• **Set exercise**:
Copy the rows below from the line with "hex-byte[interactable]: AB [485,152,515,172]" up to and including the line with "hex-byte[interactable]: 8A [365,192,395,212]", and give nothing else.

• **The records**:
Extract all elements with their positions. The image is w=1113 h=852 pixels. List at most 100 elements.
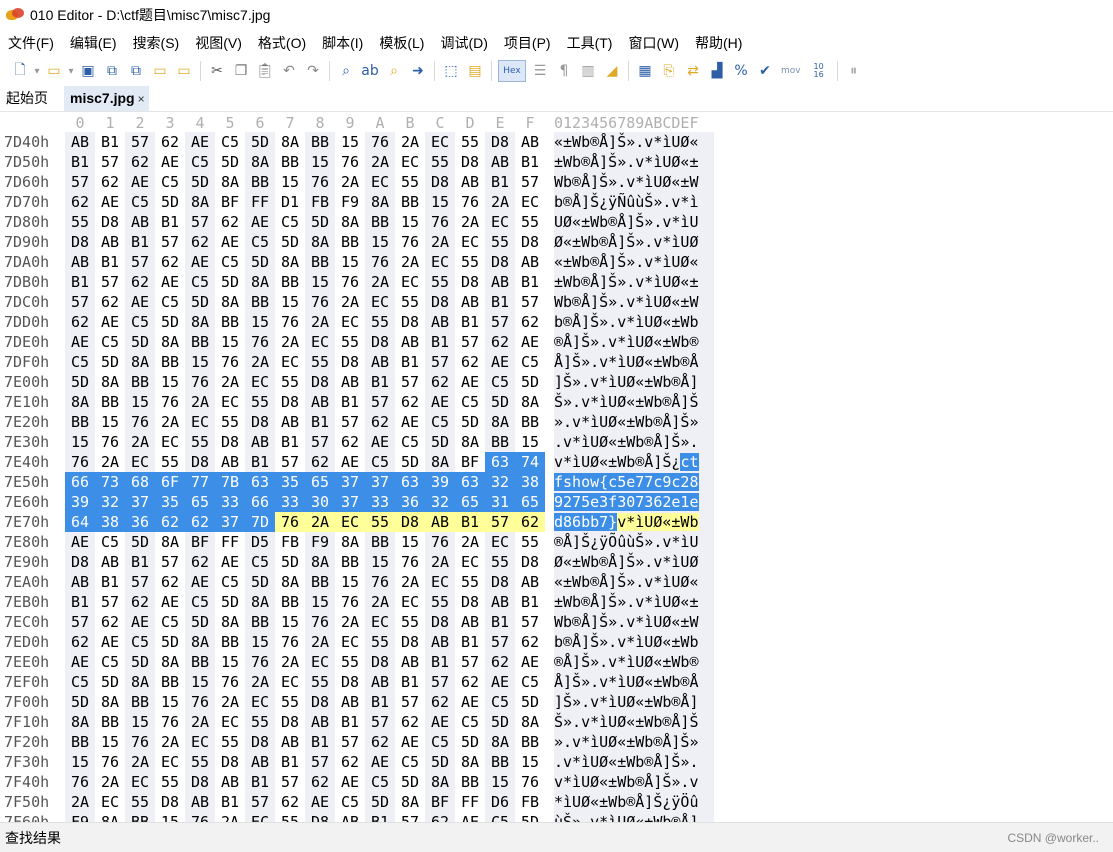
hex-byte[interactable]: AB [485,152,515,172]
hex-byte[interactable]: 55 [455,252,485,272]
hex-byte[interactable]: 55 [425,272,455,292]
hex-byte[interactable]: 57 [305,752,335,772]
hex-byte[interactable]: 55 [455,572,485,592]
pause-icon[interactable]: ⏸ [844,61,864,81]
hex-byte[interactable]: 8A [365,192,395,212]
hex-byte[interactable]: BB [275,152,305,172]
hex-byte[interactable]: 76 [425,212,455,232]
hex-byte[interactable]: 15 [515,752,545,772]
hex-byte[interactable]: D8 [425,292,455,312]
hex-byte[interactable]: 2A [245,672,275,692]
hex-byte[interactable]: EC [335,312,365,332]
hex-byte[interactable]: 62 [365,412,395,432]
hex-byte[interactable]: 55 [485,232,515,252]
hex-byte[interactable]: 63 [245,472,275,492]
hex-byte[interactable]: 2A [155,732,185,752]
hex-byte[interactable]: B1 [395,352,425,372]
hex-byte[interactable]: 55 [305,672,335,692]
char-text[interactable]: Wb®Å]Š».v*ìUØ«±W [554,612,714,632]
find-in-files-icon[interactable]: ⌕ [384,61,404,81]
hex-byte[interactable]: 57 [125,572,155,592]
hex-byte[interactable]: 2A [215,812,245,822]
hex-byte[interactable]: AE [245,212,275,232]
hex-byte[interactable]: C5 [515,672,545,692]
hex-byte[interactable]: 55 [485,552,515,572]
hex-byte[interactable]: 57 [335,732,365,752]
hex-byte[interactable]: 31 [485,492,515,512]
hex-byte[interactable]: 57 [275,772,305,792]
char-text[interactable]: Ø«±Wb®Å]Š».v*ìUØ [554,232,714,252]
hex-byte[interactable]: 5D [125,652,155,672]
percent-icon[interactable]: % [731,61,751,81]
hex-byte[interactable]: 76 [185,372,215,392]
hex-byte[interactable]: 8A [215,292,245,312]
hex-byte[interactable]: B1 [485,172,515,192]
hex-byte[interactable]: B1 [395,672,425,692]
hex-byte[interactable]: 62 [485,652,515,672]
hex-byte[interactable]: 76 [215,352,245,372]
hex-byte[interactable]: 8A [335,532,365,552]
hex-byte[interactable]: 68 [125,472,155,492]
hex-byte[interactable]: B1 [455,632,485,652]
hex-byte[interactable]: 8A [155,652,185,672]
hex-byte[interactable]: 15 [425,192,455,212]
hex-byte[interactable]: 57 [65,612,95,632]
hex-byte[interactable]: 2A [305,512,335,532]
hex-byte[interactable]: 8A [95,692,125,712]
hex-byte[interactable]: B1 [305,412,335,432]
hex-byte[interactable]: 8A [185,192,215,212]
hex-byte[interactable]: D8 [485,572,515,592]
hex-byte[interactable]: 62 [275,792,305,812]
hex-byte[interactable]: 76 [245,652,275,672]
hex-byte[interactable]: 5D [215,272,245,292]
hex-byte[interactable]: AE [215,232,245,252]
hex-byte[interactable]: AE [125,292,155,312]
hex-byte[interactable]: AB [455,292,485,312]
hex-byte[interactable]: BB [365,532,395,552]
hex-byte[interactable]: 62 [155,512,185,532]
hex-byte[interactable]: 55 [305,352,335,372]
hex-byte[interactable]: 39 [65,492,95,512]
hex-byte[interactable]: AE [65,332,95,352]
base-convert-icon[interactable]: 10 16 [807,61,831,81]
hex-byte[interactable]: F9 [65,812,95,822]
hex-byte[interactable]: C5 [95,332,125,352]
hex-byte[interactable]: 37 [335,492,365,512]
hex-byte[interactable]: 76 [125,412,155,432]
hex-byte[interactable]: AB [425,312,455,332]
hex-byte[interactable]: 5D [275,232,305,252]
hex-byte[interactable]: 76 [335,272,365,292]
hex-byte[interactable]: 2A [455,212,485,232]
hex-byte[interactable]: AE [65,652,95,672]
hex-byte[interactable]: D8 [245,732,275,752]
hex-byte[interactable]: 76 [305,172,335,192]
hex-byte[interactable]: B1 [425,332,455,352]
hex-byte[interactable]: D8 [305,812,335,822]
hex-byte[interactable]: 57 [125,252,155,272]
char-text[interactable]: .v*ìUØ«±Wb®Å]Š». [554,752,714,772]
hex-byte[interactable]: 76 [65,452,95,472]
hex-byte[interactable]: AB [425,512,455,532]
hex-byte[interactable]: AB [275,732,305,752]
hex-byte[interactable]: AB [365,352,395,372]
hex-byte[interactable]: C5 [155,172,185,192]
hex-byte[interactable]: 62 [425,812,455,822]
hex-byte[interactable]: AB [395,332,425,352]
hex-byte[interactable]: FB [305,192,335,212]
bookmark-icon[interactable]: ▤ [465,61,485,81]
hex-byte[interactable]: B1 [365,692,395,712]
hex-byte[interactable]: 57 [95,592,125,612]
hex-byte[interactable]: EC [185,732,215,752]
hex-byte[interactable]: 38 [515,472,545,492]
char-text[interactable]: ®Å]Š».v*ìUØ«±Wb® [554,652,714,672]
hex-byte[interactable]: EC [245,372,275,392]
hex-byte[interactable]: 15 [365,232,395,252]
hex-byte[interactable]: 8A [125,672,155,692]
hex-byte[interactable]: C5 [365,452,395,472]
check-icon[interactable]: ✔ [755,61,775,81]
clear-icon[interactable]: ◢ [602,61,622,81]
hex-byte[interactable]: 76 [425,532,455,552]
menu-scripts[interactable]: 脚本(I) [314,30,371,56]
hex-byte[interactable]: 15 [155,372,185,392]
hex-byte[interactable]: 76 [185,692,215,712]
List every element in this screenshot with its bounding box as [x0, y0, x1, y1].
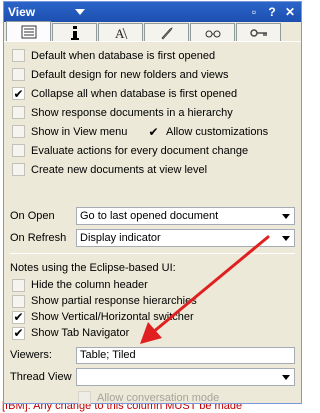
close-button[interactable]: ✕: [283, 5, 297, 19]
tab-font[interactable]: A: [98, 23, 143, 41]
basics-panel: Default when database is first opened De…: [4, 42, 301, 411]
chevron-down-icon[interactable]: [282, 214, 290, 219]
option-partial-hier[interactable]: Show partial response hierarchies: [10, 293, 295, 309]
chevron-down-icon[interactable]: [282, 236, 290, 241]
option-label: Collapse all when database is first open…: [31, 87, 238, 100]
key-icon: [249, 28, 267, 37]
option-label: Hide the column header: [31, 279, 148, 291]
checkbox-tab-nav[interactable]: ✔: [12, 326, 25, 340]
option-row-menu-custom: Show in View menu ✔ Allow customizations: [10, 122, 295, 141]
option-label: Allow customizations: [166, 125, 269, 138]
option-default-open[interactable]: Default when database is first opened: [10, 46, 295, 65]
option-label: Show Vertical/Horizontal switcher: [31, 311, 194, 323]
checkbox-allow-conversation[interactable]: [78, 391, 91, 404]
info-icon: [70, 25, 79, 40]
on-open-label: On Open: [10, 210, 55, 222]
tab-security[interactable]: [236, 23, 281, 41]
option-label: Evaluate actions for every document chan…: [31, 144, 249, 157]
pin-button[interactable]: ▫: [247, 5, 261, 19]
view-properties-window: View ▫ ? ✕ A Default when database is fi…: [3, 1, 302, 404]
font-icon: A: [115, 26, 127, 40]
eyeglasses-icon: [205, 30, 220, 37]
eclipse-heading: Notes using the Eclipse-based UI:: [10, 261, 176, 274]
thread-view-select[interactable]: [76, 368, 295, 386]
viewers-row: Viewers: Table; Tiled: [10, 344, 295, 366]
on-open-select[interactable]: Go to last opened document: [76, 207, 295, 225]
option-label: Default when database is first opened: [31, 49, 216, 62]
checkbox-evaluate-actions[interactable]: [12, 144, 25, 157]
title-bar: View ▫ ? ✕: [4, 2, 301, 22]
checkbox-partial-hier[interactable]: [12, 294, 25, 308]
checkbox-allow-customizations[interactable]: ✔: [147, 125, 160, 138]
tab-basics[interactable]: [6, 21, 51, 41]
tab-launch[interactable]: [144, 23, 189, 41]
checkbox-hide-header[interactable]: [12, 278, 25, 292]
on-open-value: Go to last opened document: [80, 210, 219, 222]
checkbox-collapse-all[interactable]: ✔: [12, 87, 25, 100]
thread-view-label: Thread View: [10, 371, 72, 383]
title-dropdown-icon[interactable]: [75, 9, 86, 15]
option-response-hierarchy[interactable]: Show response documents in a hierarchy: [10, 103, 295, 122]
checkbox-default-design[interactable]: [12, 68, 25, 81]
option-collapse-all[interactable]: ✔ Collapse all when database is first op…: [10, 84, 295, 103]
divider: [10, 253, 295, 254]
option-label: Show partial response hierarchies: [31, 295, 197, 307]
checkbox-switcher[interactable]: ✔: [12, 310, 25, 324]
option-tab-nav[interactable]: ✔ Show Tab Navigator: [10, 325, 295, 341]
rocket-icon: [161, 26, 173, 40]
help-button[interactable]: ?: [265, 5, 279, 19]
checkbox-default-open[interactable]: [12, 49, 25, 62]
option-label: Show in View menu: [31, 125, 128, 138]
thread-view-row: Thread View: [10, 366, 295, 388]
on-refresh-row: On Refresh Display indicator: [10, 227, 295, 249]
on-refresh-label: On Refresh: [10, 232, 67, 244]
option-label: Default design for new folders and views: [31, 68, 229, 81]
on-refresh-value: Display indicator: [80, 232, 161, 244]
list-icon: [21, 25, 36, 38]
option-evaluate-actions[interactable]: Evaluate actions for every document chan…: [10, 141, 295, 160]
viewers-value: Table; Tiled: [80, 349, 136, 361]
checkbox-show-in-menu[interactable]: [12, 125, 25, 138]
option-create-new-docs[interactable]: Create new documents at view level: [10, 160, 295, 179]
checkbox-create-new-docs[interactable]: [12, 163, 25, 176]
option-label: Show Tab Navigator: [31, 327, 130, 339]
option-label: Allow conversation mode: [97, 391, 220, 404]
viewers-label: Viewers:: [10, 349, 52, 361]
tab-strip: A: [4, 21, 301, 42]
tab-info[interactable]: [52, 23, 97, 41]
option-allow-conversation[interactable]: Allow conversation mode: [10, 388, 295, 407]
eclipse-heading-row: Notes using the Eclipse-based UI:: [10, 258, 295, 277]
option-default-design[interactable]: Default design for new folders and views: [10, 65, 295, 84]
option-hide-header[interactable]: Hide the column header: [10, 277, 295, 293]
on-refresh-select[interactable]: Display indicator: [76, 229, 295, 247]
checkbox-response-hierarchy[interactable]: [12, 106, 25, 119]
tab-style[interactable]: [190, 23, 235, 41]
on-open-row: On Open Go to last opened document: [10, 205, 295, 227]
option-label: Show response documents in a hierarchy: [31, 106, 233, 119]
window-title: View: [8, 5, 36, 19]
viewers-input[interactable]: Table; Tiled: [76, 346, 295, 364]
chevron-down-icon[interactable]: [282, 375, 290, 380]
option-switcher[interactable]: ✔ Show Vertical/Horizontal switcher: [10, 309, 295, 325]
option-label: Create new documents at view level: [31, 163, 208, 176]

• **Output below**:
hex-byte[interactable]: AB [485,152,515,172]
hex-byte[interactable]: 55 [455,252,485,272]
hex-byte[interactable]: 55 [425,272,455,292]
hex-byte[interactable]: 57 [305,752,335,772]
hex-byte[interactable]: 55 [455,572,485,592]
pause-icon[interactable]: ⏸ [844,61,864,81]
hex-byte[interactable]: 8A [365,192,395,212]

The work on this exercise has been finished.